--- Start of STORED RECORDS ---

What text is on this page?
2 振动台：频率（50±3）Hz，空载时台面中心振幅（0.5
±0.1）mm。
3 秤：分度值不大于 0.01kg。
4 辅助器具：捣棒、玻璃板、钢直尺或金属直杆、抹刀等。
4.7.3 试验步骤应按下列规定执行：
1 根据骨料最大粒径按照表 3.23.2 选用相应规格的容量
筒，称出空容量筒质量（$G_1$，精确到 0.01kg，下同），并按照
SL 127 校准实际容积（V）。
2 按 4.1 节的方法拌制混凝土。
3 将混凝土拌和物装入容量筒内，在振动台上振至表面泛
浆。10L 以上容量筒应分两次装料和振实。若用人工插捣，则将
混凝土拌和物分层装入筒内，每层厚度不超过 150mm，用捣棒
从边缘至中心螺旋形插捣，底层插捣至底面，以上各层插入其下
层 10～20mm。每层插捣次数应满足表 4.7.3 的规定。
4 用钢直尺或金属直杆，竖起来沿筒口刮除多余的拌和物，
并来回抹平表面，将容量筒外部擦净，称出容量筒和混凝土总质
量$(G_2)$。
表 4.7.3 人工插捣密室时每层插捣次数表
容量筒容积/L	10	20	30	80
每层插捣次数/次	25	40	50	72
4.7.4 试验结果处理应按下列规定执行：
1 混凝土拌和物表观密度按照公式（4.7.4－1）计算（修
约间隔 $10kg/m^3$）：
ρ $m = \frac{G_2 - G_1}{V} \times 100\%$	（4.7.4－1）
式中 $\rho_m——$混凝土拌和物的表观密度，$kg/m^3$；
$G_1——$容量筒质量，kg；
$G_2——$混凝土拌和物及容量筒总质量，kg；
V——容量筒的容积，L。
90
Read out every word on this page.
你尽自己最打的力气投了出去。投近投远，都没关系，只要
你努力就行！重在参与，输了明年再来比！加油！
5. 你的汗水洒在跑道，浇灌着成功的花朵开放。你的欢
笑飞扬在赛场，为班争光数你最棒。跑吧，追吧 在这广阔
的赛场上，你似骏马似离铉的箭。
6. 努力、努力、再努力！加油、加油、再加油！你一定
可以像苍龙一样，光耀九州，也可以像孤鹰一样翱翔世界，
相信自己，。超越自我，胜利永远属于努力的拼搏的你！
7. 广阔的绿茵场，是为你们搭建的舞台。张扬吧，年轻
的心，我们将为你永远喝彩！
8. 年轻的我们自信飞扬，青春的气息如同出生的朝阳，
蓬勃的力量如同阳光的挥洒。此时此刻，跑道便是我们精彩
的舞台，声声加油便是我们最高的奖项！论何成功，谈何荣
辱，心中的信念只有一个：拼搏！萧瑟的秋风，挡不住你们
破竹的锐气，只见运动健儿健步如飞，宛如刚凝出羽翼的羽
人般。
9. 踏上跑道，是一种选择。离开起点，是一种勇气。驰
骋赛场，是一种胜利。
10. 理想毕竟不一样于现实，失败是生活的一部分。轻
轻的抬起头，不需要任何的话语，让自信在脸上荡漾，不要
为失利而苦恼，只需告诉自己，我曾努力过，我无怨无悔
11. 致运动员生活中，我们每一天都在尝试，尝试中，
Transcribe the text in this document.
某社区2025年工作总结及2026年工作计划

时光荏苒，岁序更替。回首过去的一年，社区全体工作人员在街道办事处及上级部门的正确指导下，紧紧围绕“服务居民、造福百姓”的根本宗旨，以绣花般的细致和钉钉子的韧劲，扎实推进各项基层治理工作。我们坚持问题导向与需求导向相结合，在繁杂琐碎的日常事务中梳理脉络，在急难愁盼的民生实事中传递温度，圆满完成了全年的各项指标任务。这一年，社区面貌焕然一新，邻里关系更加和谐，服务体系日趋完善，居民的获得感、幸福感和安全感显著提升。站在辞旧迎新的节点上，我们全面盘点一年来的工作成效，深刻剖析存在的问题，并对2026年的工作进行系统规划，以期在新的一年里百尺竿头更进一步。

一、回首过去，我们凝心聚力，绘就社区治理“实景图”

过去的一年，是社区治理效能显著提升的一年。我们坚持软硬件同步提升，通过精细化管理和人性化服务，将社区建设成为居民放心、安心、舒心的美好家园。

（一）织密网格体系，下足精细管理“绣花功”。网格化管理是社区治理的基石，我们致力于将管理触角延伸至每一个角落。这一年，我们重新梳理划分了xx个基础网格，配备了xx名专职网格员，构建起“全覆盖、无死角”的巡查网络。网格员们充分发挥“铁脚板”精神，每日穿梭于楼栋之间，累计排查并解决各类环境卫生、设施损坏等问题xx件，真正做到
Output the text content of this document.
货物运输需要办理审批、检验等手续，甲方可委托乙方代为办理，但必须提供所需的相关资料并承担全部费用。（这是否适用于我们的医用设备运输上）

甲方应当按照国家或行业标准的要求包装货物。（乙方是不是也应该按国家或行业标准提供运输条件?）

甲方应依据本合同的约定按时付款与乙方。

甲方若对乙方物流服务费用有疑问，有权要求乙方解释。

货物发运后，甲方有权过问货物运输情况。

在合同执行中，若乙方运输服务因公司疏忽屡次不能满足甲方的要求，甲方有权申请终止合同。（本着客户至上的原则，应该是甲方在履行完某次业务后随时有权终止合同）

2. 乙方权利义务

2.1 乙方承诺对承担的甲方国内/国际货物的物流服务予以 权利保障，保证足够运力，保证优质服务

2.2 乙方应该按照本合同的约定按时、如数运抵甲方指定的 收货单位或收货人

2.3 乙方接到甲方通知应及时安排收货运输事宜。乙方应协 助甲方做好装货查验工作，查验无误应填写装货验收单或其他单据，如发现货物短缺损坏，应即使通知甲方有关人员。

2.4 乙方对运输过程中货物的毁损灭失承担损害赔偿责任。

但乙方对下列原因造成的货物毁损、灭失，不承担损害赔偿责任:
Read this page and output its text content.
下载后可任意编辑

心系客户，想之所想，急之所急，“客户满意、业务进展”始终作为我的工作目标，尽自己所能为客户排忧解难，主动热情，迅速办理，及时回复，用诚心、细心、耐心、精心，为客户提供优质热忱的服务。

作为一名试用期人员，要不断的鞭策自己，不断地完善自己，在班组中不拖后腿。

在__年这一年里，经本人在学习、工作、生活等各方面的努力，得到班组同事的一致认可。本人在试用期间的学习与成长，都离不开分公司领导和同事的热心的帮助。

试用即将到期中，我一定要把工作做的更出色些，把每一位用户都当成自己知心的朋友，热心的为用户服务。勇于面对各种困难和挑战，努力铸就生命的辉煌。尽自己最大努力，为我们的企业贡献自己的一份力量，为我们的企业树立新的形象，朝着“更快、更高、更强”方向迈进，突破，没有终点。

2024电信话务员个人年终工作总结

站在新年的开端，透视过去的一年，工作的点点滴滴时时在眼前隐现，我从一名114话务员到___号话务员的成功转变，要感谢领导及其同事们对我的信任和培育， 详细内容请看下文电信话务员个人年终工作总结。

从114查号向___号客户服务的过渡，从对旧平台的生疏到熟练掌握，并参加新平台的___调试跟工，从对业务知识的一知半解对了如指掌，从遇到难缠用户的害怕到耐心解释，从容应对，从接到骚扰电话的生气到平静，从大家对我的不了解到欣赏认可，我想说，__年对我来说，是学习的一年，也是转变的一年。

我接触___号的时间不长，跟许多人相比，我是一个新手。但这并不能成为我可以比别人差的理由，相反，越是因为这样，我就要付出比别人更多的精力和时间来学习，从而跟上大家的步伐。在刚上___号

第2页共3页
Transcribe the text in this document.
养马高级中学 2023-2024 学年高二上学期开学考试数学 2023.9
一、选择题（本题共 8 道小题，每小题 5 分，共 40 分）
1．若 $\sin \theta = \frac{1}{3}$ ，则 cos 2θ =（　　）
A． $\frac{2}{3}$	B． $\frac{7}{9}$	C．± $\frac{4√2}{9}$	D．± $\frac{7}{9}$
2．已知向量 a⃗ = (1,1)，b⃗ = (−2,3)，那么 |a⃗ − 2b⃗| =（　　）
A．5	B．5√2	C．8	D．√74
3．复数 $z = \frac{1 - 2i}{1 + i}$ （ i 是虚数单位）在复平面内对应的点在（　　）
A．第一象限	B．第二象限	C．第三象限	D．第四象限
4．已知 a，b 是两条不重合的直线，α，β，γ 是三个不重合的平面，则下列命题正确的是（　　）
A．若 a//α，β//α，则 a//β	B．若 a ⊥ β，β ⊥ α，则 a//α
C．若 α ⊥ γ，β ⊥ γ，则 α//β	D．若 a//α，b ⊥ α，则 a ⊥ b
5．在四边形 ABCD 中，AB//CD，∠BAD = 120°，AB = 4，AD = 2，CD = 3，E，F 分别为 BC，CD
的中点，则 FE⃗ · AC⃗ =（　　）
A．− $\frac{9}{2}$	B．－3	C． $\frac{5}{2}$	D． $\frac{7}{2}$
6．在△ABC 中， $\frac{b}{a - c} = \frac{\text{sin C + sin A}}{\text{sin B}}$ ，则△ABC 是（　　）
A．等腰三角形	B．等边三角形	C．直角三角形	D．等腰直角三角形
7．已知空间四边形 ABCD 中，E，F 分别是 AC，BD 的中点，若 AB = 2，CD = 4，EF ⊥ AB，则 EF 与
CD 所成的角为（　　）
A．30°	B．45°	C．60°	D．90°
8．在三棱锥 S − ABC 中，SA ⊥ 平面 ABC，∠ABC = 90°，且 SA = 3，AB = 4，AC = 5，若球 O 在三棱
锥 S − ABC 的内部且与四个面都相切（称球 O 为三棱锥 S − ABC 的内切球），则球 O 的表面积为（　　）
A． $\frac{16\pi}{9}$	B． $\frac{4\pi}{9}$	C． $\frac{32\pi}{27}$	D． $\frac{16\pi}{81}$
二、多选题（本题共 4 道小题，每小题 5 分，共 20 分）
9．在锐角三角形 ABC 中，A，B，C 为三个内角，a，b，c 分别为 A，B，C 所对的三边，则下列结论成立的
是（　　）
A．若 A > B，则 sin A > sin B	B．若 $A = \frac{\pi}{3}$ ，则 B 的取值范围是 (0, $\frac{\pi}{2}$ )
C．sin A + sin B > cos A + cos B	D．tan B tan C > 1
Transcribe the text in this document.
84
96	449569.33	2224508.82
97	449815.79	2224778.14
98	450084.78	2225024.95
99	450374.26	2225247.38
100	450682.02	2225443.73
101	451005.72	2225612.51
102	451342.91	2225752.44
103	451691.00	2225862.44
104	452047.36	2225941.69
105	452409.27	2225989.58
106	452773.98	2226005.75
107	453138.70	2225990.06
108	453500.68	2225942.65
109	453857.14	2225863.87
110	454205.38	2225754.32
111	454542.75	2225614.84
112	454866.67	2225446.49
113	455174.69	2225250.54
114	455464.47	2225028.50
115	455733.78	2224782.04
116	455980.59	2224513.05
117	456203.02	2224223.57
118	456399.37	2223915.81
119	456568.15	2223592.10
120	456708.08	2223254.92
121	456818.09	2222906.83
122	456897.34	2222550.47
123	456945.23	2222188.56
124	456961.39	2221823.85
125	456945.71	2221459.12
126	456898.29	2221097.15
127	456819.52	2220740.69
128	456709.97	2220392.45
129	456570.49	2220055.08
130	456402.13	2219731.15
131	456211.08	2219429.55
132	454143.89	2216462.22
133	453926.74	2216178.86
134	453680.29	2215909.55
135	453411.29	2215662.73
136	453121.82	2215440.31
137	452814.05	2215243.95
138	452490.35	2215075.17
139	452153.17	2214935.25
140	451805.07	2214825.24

--- End of STORED RECORDS ---

**WHAT NEEDS TO BE DONE**
Looking at the data above, show all lines where the word "ABCD" occurs.

**EXPECTED ANSWER**
5．在四边形 ABCD 中，AB//CD，∠BAD = 120°，AB = 4，AD = 2，CD = 3，E，F 分别为 BC，CD
7．已知空间四边形 ABCD 中，E，F 分别是 AC，BD 的中点，若 AB = 2，CD = 4，EF ⊥ AB，则 EF 与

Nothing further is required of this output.